§ Problem requirements
Copy out every line in which the string "avere" occurs.

***** Available data *****

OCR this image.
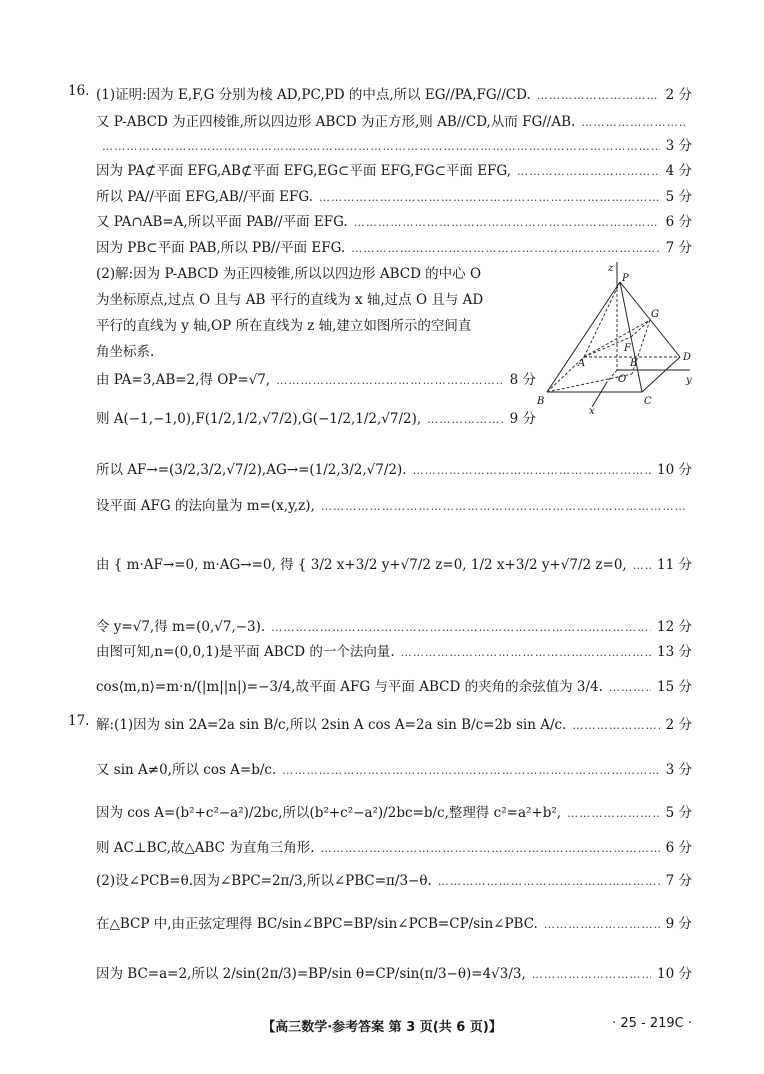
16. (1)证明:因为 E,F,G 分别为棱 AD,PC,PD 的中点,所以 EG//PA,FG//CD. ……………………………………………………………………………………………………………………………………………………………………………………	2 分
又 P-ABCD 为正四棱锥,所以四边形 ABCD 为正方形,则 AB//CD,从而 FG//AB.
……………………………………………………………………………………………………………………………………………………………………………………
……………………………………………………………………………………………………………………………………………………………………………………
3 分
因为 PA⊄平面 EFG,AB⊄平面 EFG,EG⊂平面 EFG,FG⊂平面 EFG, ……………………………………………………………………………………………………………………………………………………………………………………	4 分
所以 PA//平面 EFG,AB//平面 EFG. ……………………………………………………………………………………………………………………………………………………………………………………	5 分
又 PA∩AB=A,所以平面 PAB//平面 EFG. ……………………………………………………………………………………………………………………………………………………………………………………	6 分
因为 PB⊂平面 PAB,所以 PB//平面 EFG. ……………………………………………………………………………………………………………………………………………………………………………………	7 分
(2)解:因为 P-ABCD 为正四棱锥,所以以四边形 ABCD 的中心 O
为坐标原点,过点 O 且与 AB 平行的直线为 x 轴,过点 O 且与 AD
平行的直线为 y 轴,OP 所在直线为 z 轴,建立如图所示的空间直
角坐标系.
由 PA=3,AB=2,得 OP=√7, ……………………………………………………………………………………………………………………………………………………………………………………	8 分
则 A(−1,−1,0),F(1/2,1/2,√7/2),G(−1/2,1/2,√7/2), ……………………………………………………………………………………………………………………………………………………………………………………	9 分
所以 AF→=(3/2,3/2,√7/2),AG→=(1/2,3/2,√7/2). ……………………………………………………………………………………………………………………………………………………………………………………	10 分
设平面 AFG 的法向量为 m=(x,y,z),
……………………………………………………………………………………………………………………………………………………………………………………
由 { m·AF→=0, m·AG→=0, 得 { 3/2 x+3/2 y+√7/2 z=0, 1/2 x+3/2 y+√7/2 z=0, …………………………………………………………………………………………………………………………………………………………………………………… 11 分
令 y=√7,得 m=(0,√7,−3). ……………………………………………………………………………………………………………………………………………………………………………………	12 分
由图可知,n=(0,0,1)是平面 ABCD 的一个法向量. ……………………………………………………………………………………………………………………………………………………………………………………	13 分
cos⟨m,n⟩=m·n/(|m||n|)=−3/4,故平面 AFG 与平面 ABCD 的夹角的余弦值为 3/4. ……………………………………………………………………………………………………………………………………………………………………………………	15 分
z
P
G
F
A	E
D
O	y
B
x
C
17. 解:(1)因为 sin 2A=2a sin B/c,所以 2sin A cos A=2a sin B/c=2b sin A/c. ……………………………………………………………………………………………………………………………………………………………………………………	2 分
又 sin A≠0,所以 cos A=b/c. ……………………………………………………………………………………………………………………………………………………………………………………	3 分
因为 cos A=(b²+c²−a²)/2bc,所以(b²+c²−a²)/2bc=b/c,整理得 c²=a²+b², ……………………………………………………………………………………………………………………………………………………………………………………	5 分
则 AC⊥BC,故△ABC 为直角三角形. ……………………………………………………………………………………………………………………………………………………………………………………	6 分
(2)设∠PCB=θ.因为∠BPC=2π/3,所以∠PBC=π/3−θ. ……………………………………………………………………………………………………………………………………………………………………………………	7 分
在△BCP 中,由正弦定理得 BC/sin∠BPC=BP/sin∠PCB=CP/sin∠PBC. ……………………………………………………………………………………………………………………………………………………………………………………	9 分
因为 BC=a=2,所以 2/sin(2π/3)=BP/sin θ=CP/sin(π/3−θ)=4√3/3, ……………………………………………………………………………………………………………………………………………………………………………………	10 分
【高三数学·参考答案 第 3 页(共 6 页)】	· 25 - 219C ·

*****
***** Available data *****

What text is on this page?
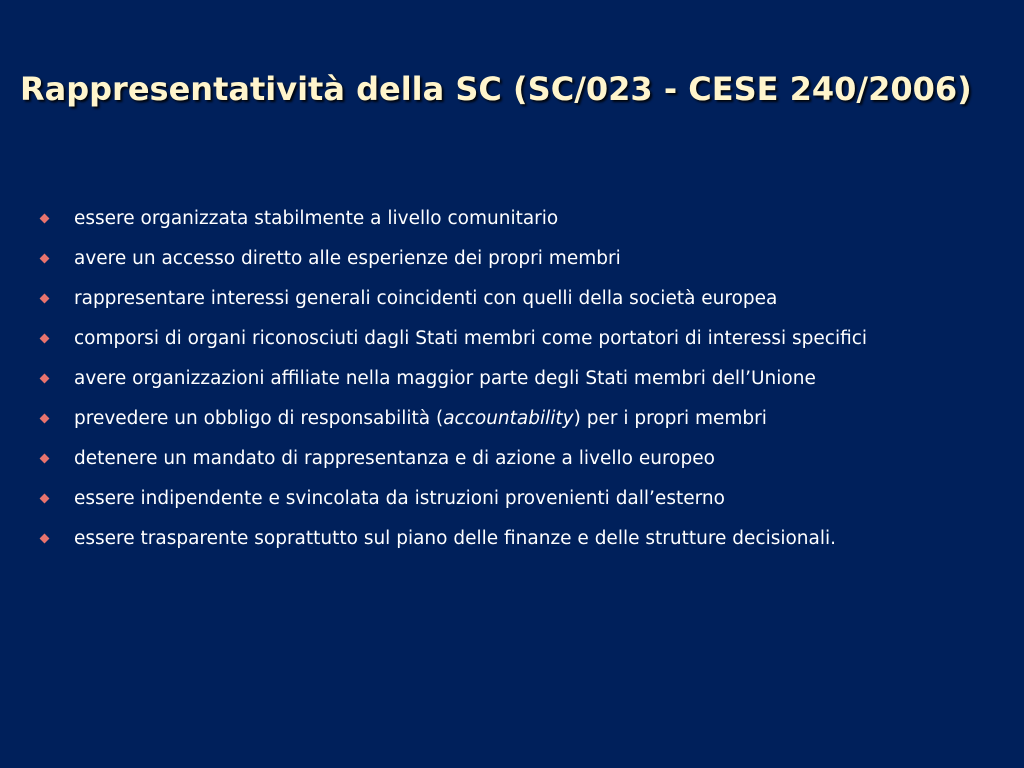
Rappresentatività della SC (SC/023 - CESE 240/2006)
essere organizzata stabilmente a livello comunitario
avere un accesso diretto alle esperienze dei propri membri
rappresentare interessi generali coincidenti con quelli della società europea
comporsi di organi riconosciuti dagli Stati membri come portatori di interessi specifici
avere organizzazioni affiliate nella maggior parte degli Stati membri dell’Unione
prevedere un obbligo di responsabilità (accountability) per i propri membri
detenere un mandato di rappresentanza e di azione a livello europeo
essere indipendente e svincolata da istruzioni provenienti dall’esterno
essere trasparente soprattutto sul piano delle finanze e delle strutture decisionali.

*****

§ Worked solution
avere un accesso diretto alle esperienze dei propri membri
avere organizzazioni affiliate nella maggior parte degli Stati membri dell’Unione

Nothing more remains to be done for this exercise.